++++ Excerpted data

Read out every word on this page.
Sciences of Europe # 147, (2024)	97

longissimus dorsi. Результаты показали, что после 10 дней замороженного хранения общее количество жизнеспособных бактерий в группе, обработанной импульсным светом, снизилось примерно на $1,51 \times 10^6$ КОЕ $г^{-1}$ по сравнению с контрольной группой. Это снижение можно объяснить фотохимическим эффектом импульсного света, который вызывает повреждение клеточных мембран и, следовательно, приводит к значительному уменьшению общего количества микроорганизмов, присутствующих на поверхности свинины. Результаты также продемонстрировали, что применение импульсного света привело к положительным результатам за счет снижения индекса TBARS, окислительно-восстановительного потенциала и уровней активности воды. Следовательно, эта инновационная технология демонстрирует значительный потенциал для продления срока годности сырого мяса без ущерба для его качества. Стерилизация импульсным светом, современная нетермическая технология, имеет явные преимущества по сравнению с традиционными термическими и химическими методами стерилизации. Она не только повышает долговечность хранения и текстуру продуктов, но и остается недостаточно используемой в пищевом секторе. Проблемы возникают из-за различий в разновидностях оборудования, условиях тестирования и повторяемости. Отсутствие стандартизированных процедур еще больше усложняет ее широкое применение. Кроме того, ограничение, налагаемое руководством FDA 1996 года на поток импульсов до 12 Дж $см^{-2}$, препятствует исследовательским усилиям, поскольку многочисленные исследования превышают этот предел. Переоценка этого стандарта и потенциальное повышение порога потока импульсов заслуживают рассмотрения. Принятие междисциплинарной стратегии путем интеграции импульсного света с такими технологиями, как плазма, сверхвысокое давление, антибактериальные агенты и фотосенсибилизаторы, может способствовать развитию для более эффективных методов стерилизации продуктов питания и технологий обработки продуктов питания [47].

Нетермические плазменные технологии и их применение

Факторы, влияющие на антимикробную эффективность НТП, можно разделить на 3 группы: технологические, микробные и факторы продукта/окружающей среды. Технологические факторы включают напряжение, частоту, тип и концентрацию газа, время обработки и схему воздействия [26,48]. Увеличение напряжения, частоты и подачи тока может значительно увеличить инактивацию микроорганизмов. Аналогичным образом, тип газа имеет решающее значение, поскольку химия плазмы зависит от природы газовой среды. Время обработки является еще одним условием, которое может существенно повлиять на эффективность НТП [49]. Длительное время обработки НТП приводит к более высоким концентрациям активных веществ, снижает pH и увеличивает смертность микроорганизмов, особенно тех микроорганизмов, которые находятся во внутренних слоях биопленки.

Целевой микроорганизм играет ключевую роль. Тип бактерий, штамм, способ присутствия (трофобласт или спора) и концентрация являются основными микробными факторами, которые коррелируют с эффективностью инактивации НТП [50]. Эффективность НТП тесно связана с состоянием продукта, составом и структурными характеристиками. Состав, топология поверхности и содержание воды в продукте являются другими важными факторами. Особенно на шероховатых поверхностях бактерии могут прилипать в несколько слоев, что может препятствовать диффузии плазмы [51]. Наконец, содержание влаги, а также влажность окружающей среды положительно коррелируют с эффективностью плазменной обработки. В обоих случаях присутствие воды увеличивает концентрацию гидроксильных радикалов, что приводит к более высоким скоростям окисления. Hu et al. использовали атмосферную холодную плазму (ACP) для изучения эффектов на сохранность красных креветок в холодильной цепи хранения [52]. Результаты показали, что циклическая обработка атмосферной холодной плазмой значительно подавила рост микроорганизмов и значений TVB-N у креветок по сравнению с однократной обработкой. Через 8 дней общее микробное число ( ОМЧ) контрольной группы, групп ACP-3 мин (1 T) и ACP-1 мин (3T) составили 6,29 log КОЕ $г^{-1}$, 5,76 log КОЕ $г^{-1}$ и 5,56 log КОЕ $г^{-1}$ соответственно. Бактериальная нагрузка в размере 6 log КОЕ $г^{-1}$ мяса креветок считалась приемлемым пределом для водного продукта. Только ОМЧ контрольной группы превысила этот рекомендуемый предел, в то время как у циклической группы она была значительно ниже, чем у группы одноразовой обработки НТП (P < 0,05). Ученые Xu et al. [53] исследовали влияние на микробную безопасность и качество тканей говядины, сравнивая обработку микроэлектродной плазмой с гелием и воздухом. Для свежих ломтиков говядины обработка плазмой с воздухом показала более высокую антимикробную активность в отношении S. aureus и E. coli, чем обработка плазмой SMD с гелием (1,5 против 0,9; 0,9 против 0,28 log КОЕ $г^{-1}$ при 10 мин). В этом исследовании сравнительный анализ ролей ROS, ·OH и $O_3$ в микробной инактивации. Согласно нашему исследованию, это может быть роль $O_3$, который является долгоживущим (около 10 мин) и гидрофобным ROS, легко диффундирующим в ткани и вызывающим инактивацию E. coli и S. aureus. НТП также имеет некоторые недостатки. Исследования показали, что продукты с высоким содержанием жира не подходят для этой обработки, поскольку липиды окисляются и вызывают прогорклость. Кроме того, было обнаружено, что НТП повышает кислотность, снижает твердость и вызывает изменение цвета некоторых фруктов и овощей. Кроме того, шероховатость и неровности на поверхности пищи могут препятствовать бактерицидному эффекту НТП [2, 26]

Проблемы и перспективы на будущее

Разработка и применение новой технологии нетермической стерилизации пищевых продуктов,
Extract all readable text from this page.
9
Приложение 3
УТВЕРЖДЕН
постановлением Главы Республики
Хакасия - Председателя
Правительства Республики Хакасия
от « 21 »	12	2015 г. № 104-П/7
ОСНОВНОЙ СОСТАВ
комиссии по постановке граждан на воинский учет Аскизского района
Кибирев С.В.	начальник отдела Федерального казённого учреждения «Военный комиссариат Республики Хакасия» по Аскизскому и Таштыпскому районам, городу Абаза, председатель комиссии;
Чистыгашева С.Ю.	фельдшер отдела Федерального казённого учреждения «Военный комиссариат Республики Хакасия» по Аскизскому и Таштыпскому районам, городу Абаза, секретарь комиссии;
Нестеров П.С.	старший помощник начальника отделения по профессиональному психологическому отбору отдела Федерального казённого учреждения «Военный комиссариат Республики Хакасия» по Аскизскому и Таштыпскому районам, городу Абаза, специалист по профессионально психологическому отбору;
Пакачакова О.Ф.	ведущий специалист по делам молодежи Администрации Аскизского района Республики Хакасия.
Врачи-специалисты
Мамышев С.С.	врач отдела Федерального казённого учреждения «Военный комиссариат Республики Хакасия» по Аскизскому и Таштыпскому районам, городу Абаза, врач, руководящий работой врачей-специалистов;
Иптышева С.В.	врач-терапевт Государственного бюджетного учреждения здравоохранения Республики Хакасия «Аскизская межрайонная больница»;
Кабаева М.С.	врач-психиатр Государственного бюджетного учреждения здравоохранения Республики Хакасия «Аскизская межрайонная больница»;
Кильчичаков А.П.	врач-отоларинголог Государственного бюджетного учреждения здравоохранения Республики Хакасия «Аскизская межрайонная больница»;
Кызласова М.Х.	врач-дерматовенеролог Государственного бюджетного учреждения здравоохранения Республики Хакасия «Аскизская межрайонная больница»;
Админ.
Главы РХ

++++++++

• Given task:
Wherever a line in the data above holds "this", copy that line.

• Worked solution:
Read out every word on this page.
Extract all readable text from this page.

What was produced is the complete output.